GIVEN REQUEST » Look for the string "name" in every line, and copy each line that has it.

++++ DATASET CONTENT ++++

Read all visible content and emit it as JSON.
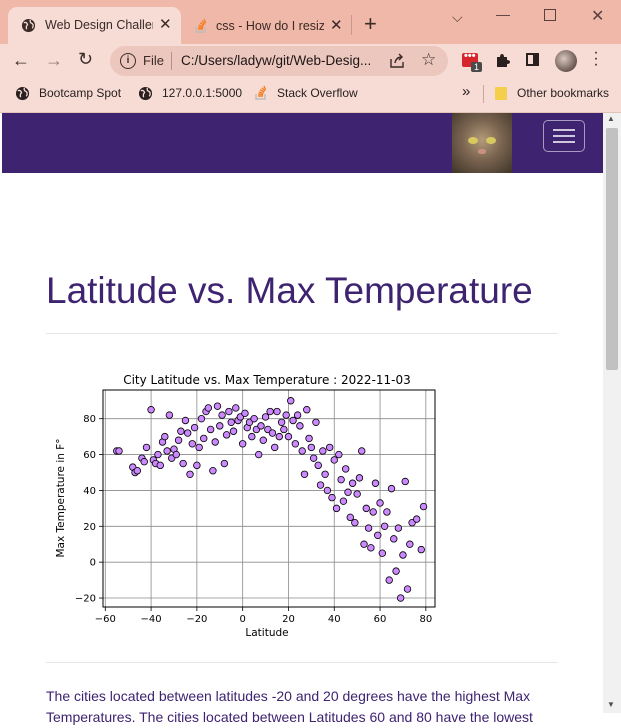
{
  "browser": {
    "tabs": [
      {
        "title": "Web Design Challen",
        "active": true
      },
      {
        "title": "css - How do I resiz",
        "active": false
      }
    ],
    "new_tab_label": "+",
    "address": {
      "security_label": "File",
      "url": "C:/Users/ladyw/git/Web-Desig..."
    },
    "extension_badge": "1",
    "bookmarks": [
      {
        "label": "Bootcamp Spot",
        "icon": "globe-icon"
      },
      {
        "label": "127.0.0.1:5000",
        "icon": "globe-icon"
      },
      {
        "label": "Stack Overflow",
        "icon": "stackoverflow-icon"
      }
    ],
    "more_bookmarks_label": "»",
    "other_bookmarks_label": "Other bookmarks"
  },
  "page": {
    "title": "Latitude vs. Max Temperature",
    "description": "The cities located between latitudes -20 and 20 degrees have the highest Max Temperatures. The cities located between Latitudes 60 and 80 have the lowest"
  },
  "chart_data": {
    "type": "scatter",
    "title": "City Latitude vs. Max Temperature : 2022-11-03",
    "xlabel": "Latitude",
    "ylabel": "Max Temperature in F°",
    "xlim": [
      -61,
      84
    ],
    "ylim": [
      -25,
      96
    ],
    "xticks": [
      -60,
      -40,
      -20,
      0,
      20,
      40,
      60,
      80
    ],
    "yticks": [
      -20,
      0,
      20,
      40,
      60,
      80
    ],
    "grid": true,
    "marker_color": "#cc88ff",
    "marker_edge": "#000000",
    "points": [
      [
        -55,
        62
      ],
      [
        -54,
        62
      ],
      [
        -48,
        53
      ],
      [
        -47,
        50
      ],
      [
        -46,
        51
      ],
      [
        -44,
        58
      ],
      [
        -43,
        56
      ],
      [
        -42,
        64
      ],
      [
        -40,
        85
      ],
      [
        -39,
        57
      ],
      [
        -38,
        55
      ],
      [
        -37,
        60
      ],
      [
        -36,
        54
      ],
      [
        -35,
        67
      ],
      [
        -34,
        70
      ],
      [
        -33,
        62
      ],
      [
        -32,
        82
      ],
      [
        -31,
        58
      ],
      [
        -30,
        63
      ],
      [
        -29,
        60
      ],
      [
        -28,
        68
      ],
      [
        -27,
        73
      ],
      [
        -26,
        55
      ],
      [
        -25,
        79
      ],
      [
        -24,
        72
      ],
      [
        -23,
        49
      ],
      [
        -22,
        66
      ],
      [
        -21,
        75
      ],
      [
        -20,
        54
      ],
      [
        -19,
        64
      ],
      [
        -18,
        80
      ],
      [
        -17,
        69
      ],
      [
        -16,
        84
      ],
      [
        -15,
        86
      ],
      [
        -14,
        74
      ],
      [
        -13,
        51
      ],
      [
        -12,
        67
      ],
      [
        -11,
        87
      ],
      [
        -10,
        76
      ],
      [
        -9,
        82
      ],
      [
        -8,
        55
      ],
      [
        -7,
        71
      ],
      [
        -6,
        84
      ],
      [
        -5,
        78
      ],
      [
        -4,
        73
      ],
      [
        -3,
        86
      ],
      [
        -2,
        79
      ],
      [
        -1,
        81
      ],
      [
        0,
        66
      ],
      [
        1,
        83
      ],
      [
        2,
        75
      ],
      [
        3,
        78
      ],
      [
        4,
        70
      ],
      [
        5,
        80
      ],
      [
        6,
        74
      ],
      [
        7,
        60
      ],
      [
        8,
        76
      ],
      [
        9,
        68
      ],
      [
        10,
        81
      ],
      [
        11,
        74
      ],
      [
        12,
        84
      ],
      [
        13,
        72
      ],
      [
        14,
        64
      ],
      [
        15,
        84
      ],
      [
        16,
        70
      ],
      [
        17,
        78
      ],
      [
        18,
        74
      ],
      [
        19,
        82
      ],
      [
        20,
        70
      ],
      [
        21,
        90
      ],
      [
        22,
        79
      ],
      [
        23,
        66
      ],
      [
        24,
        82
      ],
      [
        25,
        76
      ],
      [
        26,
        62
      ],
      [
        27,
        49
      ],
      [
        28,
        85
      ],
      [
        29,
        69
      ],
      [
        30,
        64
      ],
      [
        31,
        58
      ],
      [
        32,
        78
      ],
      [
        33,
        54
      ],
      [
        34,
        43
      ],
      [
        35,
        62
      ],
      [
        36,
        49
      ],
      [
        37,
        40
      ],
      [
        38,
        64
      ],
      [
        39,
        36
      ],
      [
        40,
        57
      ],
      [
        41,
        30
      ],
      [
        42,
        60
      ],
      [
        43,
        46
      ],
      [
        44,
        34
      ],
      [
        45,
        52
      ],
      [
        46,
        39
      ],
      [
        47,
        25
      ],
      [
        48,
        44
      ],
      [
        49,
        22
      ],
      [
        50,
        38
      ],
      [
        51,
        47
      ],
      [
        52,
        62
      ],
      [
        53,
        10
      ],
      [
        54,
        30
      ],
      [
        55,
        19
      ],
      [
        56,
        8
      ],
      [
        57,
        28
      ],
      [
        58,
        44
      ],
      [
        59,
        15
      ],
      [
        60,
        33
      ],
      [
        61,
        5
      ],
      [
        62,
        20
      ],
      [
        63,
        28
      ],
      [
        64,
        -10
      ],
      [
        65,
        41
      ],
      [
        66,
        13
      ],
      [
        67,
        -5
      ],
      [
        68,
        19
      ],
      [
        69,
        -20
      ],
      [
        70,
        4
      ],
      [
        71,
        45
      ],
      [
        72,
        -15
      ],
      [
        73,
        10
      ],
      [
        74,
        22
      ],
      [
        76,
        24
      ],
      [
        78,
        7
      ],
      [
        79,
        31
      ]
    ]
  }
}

++++
++++ DATASET CONTENT ++++

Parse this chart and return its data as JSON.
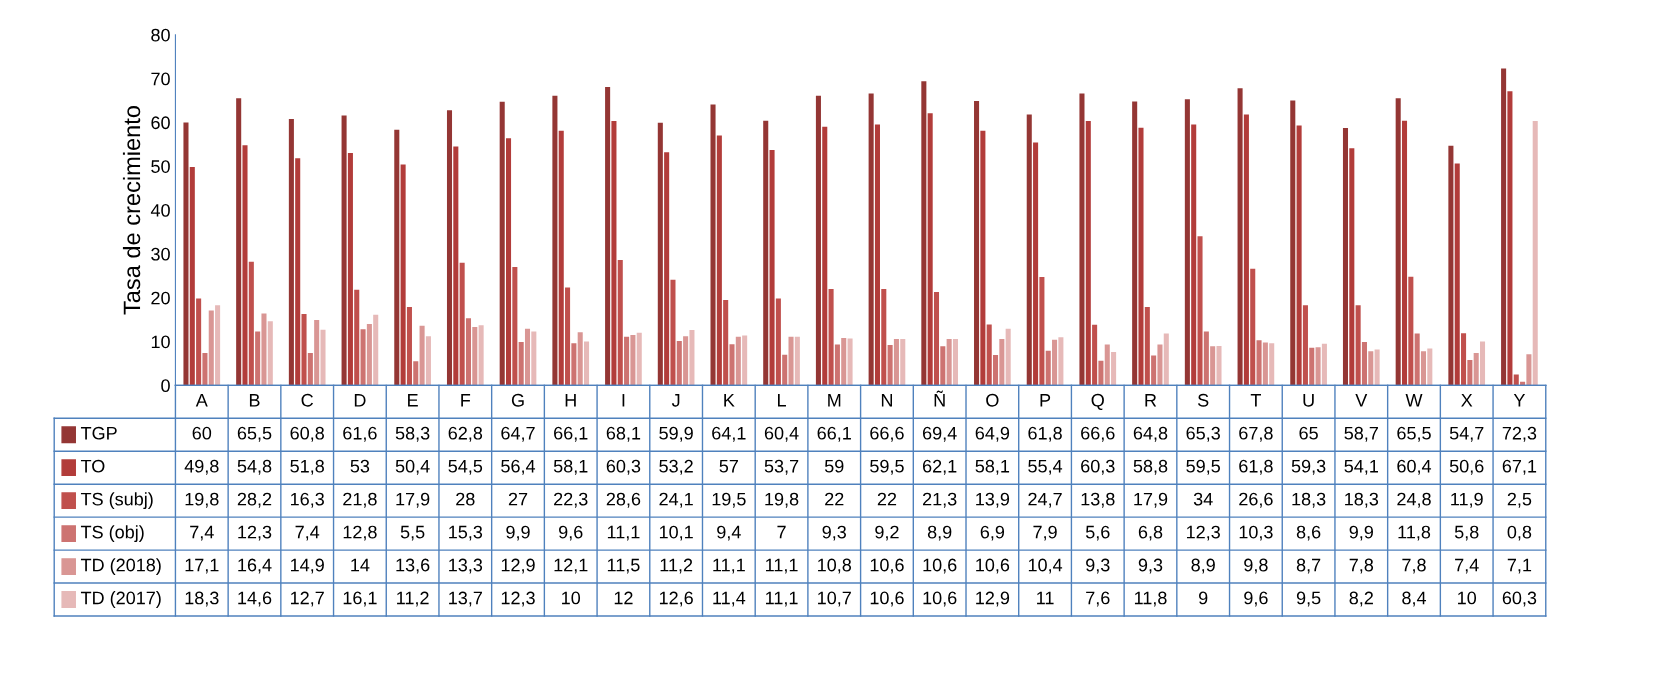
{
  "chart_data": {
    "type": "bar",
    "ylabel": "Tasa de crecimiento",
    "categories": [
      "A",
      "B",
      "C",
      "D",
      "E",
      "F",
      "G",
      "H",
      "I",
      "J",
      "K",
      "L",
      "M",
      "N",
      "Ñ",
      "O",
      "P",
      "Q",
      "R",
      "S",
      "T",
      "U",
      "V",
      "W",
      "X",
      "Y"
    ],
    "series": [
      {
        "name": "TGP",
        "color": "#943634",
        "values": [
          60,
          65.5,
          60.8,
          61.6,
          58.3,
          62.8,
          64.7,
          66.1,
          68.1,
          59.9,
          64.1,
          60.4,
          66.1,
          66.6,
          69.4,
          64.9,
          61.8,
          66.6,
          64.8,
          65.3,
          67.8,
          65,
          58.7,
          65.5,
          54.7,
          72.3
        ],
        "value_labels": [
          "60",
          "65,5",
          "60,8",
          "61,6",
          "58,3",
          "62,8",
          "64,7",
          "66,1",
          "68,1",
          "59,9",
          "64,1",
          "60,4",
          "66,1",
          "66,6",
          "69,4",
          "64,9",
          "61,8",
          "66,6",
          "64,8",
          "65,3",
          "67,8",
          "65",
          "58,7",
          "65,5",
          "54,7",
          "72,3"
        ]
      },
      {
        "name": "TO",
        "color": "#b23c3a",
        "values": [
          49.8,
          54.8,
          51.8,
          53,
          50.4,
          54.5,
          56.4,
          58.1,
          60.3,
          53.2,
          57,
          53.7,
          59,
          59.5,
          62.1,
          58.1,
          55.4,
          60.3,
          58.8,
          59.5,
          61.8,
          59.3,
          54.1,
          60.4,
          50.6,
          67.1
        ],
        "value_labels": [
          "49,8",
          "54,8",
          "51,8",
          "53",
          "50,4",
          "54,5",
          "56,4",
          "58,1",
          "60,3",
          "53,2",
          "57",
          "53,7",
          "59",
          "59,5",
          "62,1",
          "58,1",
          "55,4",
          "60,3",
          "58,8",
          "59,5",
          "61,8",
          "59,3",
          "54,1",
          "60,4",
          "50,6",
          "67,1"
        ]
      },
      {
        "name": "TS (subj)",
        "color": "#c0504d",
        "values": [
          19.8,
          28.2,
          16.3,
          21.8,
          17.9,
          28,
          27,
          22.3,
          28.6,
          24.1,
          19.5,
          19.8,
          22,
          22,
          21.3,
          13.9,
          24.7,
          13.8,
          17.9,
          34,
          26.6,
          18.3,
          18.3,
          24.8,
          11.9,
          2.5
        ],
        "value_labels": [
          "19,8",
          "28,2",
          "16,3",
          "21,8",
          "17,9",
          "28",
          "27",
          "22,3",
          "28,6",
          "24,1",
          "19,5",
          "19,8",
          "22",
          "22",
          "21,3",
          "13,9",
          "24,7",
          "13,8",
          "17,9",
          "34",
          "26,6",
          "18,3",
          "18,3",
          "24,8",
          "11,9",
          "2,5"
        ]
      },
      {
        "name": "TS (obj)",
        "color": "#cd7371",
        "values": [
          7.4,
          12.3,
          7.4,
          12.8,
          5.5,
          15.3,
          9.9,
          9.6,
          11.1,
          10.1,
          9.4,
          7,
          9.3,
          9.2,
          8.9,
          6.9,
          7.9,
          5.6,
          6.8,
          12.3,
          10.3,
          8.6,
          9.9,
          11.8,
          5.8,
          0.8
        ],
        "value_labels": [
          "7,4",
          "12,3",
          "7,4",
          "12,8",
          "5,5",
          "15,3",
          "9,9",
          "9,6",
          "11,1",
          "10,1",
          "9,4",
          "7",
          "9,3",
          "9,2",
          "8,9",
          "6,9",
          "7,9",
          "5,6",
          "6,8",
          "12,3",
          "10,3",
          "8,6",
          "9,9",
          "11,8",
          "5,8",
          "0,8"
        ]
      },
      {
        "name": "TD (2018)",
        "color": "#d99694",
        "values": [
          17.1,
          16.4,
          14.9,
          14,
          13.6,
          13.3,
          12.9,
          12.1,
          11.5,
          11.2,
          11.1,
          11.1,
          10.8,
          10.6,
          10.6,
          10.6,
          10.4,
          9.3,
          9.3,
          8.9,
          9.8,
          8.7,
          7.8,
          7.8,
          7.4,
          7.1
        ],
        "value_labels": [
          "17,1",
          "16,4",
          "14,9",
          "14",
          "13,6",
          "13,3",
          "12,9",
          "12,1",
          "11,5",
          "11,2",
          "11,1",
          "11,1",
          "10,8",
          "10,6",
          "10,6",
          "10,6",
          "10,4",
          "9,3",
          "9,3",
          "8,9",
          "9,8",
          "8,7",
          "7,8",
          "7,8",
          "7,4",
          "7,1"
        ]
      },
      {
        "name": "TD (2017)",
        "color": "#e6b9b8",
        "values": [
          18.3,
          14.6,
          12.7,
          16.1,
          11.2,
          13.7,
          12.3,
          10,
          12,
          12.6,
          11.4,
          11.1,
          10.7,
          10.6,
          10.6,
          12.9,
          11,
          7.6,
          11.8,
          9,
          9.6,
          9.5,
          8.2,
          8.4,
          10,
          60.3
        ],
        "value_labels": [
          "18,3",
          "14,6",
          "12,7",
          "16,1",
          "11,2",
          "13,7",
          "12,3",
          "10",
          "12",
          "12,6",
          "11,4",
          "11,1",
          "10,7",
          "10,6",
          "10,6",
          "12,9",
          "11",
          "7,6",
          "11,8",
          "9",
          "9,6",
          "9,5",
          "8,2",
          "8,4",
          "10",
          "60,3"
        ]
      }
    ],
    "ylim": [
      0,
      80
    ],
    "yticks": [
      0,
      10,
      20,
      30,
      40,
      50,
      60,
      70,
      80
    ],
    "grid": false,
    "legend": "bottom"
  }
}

++++

REPLY TO THE EXERCISE »
        "name": "TGP",
        "name": "TO",
        "name": "TS (subj)",
        "name": "TS (obj)",
        "name": "TD (2018)",
        "name": "TD (2017)",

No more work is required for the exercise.